Exercise details -
Repeat the data below word for word, from its first line through the line containing "z-tick-mark bbox=[20, 168, 24, 169]", including both.

Data lines -
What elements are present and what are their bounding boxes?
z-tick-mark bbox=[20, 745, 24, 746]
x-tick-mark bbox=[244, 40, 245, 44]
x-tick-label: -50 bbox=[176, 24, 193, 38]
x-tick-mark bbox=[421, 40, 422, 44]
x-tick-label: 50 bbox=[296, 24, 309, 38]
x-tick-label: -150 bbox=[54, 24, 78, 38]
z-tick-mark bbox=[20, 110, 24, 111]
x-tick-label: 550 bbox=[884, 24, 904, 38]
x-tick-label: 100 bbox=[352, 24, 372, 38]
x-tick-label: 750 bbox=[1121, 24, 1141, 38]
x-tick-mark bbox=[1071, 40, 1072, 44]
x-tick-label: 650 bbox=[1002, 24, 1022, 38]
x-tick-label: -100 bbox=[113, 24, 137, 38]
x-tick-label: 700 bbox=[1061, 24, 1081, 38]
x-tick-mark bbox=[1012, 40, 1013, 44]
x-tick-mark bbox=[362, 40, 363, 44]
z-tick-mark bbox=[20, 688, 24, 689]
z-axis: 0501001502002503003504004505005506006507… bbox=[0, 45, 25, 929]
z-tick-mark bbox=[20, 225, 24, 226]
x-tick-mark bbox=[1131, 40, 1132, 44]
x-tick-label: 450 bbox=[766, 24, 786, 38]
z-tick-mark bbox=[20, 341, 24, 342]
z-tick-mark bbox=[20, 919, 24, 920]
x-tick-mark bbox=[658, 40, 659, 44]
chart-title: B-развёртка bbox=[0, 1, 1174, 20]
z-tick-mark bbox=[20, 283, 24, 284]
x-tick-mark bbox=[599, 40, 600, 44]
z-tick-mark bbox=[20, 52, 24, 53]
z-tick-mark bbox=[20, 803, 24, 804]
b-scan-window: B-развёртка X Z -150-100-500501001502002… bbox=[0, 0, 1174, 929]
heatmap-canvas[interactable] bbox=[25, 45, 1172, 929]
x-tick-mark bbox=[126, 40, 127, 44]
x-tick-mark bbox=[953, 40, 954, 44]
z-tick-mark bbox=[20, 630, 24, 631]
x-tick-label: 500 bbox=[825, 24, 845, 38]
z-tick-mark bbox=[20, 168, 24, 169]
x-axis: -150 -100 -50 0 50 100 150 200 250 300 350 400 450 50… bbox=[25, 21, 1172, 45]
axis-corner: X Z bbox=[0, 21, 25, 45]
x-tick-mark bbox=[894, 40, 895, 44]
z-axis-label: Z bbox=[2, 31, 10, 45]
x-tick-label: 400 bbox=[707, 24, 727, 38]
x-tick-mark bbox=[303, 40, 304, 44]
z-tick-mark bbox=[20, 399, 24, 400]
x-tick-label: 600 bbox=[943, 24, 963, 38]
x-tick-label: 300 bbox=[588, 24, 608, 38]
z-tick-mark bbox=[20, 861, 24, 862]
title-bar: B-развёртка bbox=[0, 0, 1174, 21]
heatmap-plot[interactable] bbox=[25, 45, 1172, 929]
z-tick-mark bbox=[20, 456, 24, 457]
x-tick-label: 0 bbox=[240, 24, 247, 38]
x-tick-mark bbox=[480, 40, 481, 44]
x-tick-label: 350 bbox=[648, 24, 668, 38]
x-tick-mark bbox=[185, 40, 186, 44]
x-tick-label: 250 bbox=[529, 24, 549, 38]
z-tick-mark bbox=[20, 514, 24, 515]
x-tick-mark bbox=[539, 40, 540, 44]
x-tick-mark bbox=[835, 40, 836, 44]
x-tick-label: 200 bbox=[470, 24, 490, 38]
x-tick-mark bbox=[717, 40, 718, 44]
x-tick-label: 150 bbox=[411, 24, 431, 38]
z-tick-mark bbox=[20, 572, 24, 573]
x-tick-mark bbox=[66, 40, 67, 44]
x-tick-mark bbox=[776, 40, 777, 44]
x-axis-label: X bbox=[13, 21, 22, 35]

Result for this task -
What elements are present and what are their bounding boxes?
z-tick-mark bbox=[20, 745, 24, 746]
x-tick-mark bbox=[244, 40, 245, 44]
x-tick-label: -50 bbox=[176, 24, 193, 38]
x-tick-mark bbox=[421, 40, 422, 44]
x-tick-label: 50 bbox=[296, 24, 309, 38]
x-tick-label: -150 bbox=[54, 24, 78, 38]
z-tick-mark bbox=[20, 110, 24, 111]
x-tick-label: 550 bbox=[884, 24, 904, 38]
x-tick-label: 100 bbox=[352, 24, 372, 38]
x-tick-label: 750 bbox=[1121, 24, 1141, 38]
x-tick-mark bbox=[1071, 40, 1072, 44]
x-tick-label: 650 bbox=[1002, 24, 1022, 38]
x-tick-label: -100 bbox=[113, 24, 137, 38]
x-tick-label: 700 bbox=[1061, 24, 1081, 38]
x-tick-mark bbox=[1012, 40, 1013, 44]
x-tick-mark bbox=[362, 40, 363, 44]
z-tick-mark bbox=[20, 688, 24, 689]
z-axis: 0501001502002503003504004505005506006507… bbox=[0, 45, 25, 929]
z-tick-mark bbox=[20, 225, 24, 226]
x-tick-mark bbox=[1131, 40, 1132, 44]
x-tick-label: 450 bbox=[766, 24, 786, 38]
z-tick-mark bbox=[20, 341, 24, 342]
z-tick-mark bbox=[20, 919, 24, 920]
x-tick-mark bbox=[658, 40, 659, 44]
chart-title: B-развёртка bbox=[0, 1, 1174, 20]
z-tick-mark bbox=[20, 283, 24, 284]
x-tick-mark bbox=[599, 40, 600, 44]
z-tick-mark bbox=[20, 52, 24, 53]
z-tick-mark bbox=[20, 803, 24, 804]
b-scan-window: B-развёртка X Z -150-100-500501001502002… bbox=[0, 0, 1174, 929]
heatmap-canvas[interactable] bbox=[25, 45, 1172, 929]
x-tick-mark bbox=[126, 40, 127, 44]
x-tick-mark bbox=[953, 40, 954, 44]
z-tick-mark bbox=[20, 630, 24, 631]
x-tick-label: 500 bbox=[825, 24, 845, 38]
z-tick-mark bbox=[20, 168, 24, 169]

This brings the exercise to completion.